**TASK REQUIREMENTS**
Count how many lines of the material below have the word "JSON" and give only the number.

Items listed in a dataset:
----
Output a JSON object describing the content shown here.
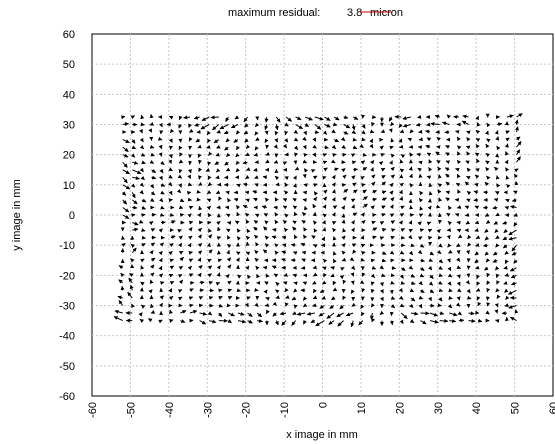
{
  "chart_data": {
    "type": "vector-field",
    "title": "maximum residual:",
    "scale_value": "3.8",
    "scale_unit": "micron",
    "xlabel": "x image in mm",
    "ylabel": "y image in mm",
    "xlim": [
      -60,
      60
    ],
    "ylim": [
      -60,
      60
    ],
    "xticks": [
      -60,
      -50,
      -40,
      -30,
      -20,
      -10,
      0,
      10,
      20,
      30,
      40,
      50,
      60
    ],
    "yticks": [
      -60,
      -50,
      -40,
      -30,
      -20,
      -10,
      0,
      10,
      20,
      30,
      40,
      50,
      60
    ],
    "grid": true,
    "scale_arrow_color": "#cc0000",
    "field_extent": {
      "x": [
        -52,
        52
      ],
      "y": [
        -35,
        33
      ]
    },
    "grid_spacing_mm": 2.5,
    "max_arrow_length_mm": 3.2
  }
}
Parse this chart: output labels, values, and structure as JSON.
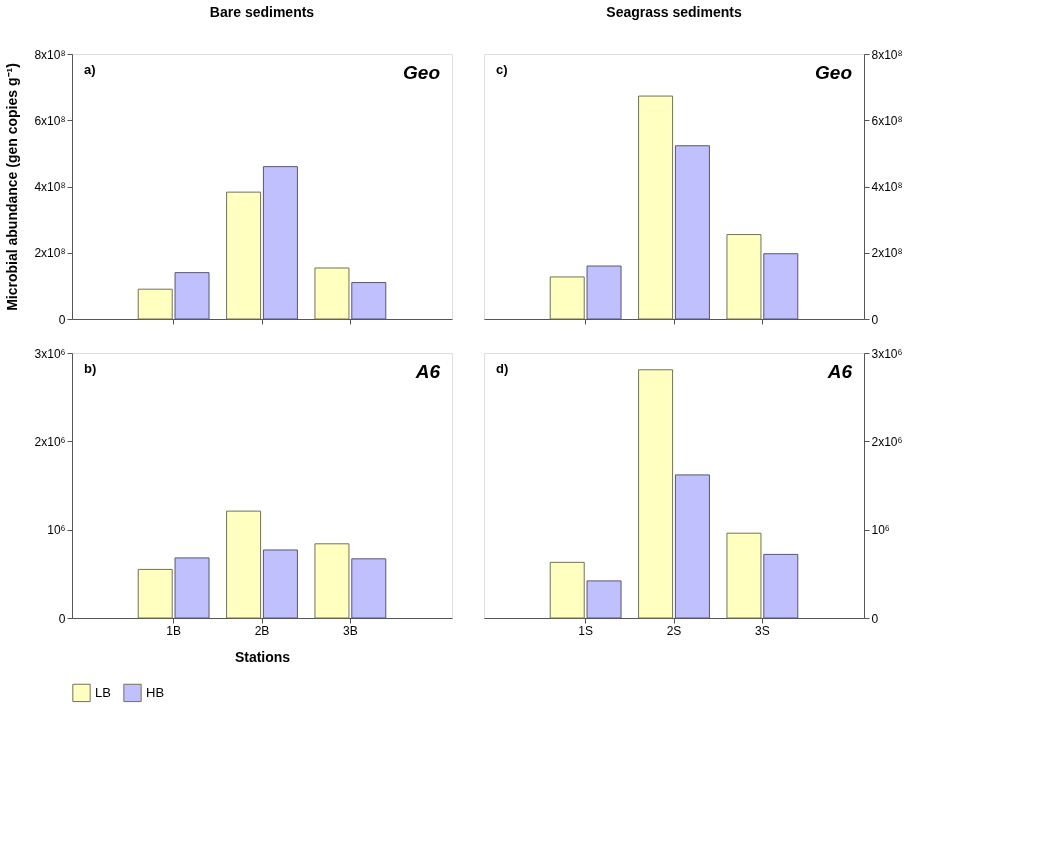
{
  "chart_data": [
    {
      "type": "bar",
      "title": "Bare sediments",
      "ylabel": "Microbial abundance (gen copies g⁻¹)",
      "annotations": [
        "a)",
        "Geo"
      ],
      "categories": [
        null,
        null,
        null
      ],
      "series": [
        {
          "name": "LB",
          "color": "#ffffc0",
          "values": [
            90000000.0,
            383000000.0,
            154000000.0
          ]
        },
        {
          "name": "HB",
          "color": "#c0c0ff",
          "values": [
            140000000.0,
            460000000.0,
            110000000.0
          ]
        }
      ],
      "ylim": [
        0,
        800000000.0
      ],
      "yticks": [
        0,
        {
          "value": 200000000.0,
          "label": "2x10⁸"
        },
        {
          "value": 400000000.0,
          "label": "4x10⁸"
        },
        {
          "value": 600000000.0,
          "label": "6x10⁸"
        },
        {
          "value": 800000000.0,
          "label": "8x10⁸"
        }
      ],
      "tick_labels": "y",
      "legend": "bottom",
      "grid": false
    },
    {
      "type": "bar",
      "xlabel": "Stations",
      "annotations": [
        "b)",
        "A6"
      ],
      "categories": [
        "1B",
        "2B",
        "3B"
      ],
      "series": [
        {
          "name": "LB",
          "color": "#ffffc0",
          "values": [
            550000.0,
            1210000.0,
            840000.0
          ]
        },
        {
          "name": "HB",
          "color": "#c0c0ff",
          "values": [
            680000.0,
            770000.0,
            670000.0
          ]
        }
      ],
      "ylim": [
        0,
        3000000.0
      ],
      "yticks": [
        0,
        {
          "value": 1000000.0,
          "label": "10⁶"
        },
        {
          "value": 2000000.0,
          "label": "2x10⁶"
        },
        {
          "value": 3000000.0,
          "label": "3x10⁶"
        }
      ],
      "legend": "bottom",
      "grid": false
    },
    {
      "type": "bar",
      "title": "Seagrass sediments",
      "annotations": [
        "c)",
        "Geo"
      ],
      "categories": [
        null,
        null,
        null
      ],
      "series": [
        {
          "name": "LB",
          "color": "#ffffc0",
          "values": [
            127000000.0,
            673000000.0,
            255000000.0
          ]
        },
        {
          "name": "HB",
          "color": "#c0c0ff",
          "values": [
            160000000.0,
            523000000.0,
            197000000.0
          ]
        }
      ],
      "ylim": [
        0,
        800000000.0
      ],
      "yticks": [
        0,
        {
          "value": 200000000.0,
          "label": "2x10⁸"
        },
        {
          "value": 400000000.0,
          "label": "4x10⁸"
        },
        {
          "value": 600000000.0,
          "label": "6x10⁸"
        },
        {
          "value": 800000000.0,
          "label": "8x10⁸"
        }
      ],
      "tick_labels": "y",
      "grid": false
    },
    {
      "type": "bar",
      "annotations": [
        "d)",
        "A6"
      ],
      "categories": [
        "1S",
        "2S",
        "3S"
      ],
      "series": [
        {
          "name": "LB",
          "color": "#ffffc0",
          "values": [
            630000.0,
            2810000.0,
            960000.0
          ]
        },
        {
          "name": "HB",
          "color": "#c0c0ff",
          "values": [
            420000.0,
            1620000.0,
            720000.0
          ]
        }
      ],
      "ylim": [
        0,
        3000000.0
      ],
      "yticks": [
        0,
        {
          "value": 1000000.0,
          "label": "10⁶"
        },
        {
          "value": 2000000.0,
          "label": "2x10⁶"
        },
        {
          "value": 3000000.0,
          "label": "3x10⁶"
        }
      ],
      "grid": false
    }
  ]
}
----
**EXPECTED ANSWER**
2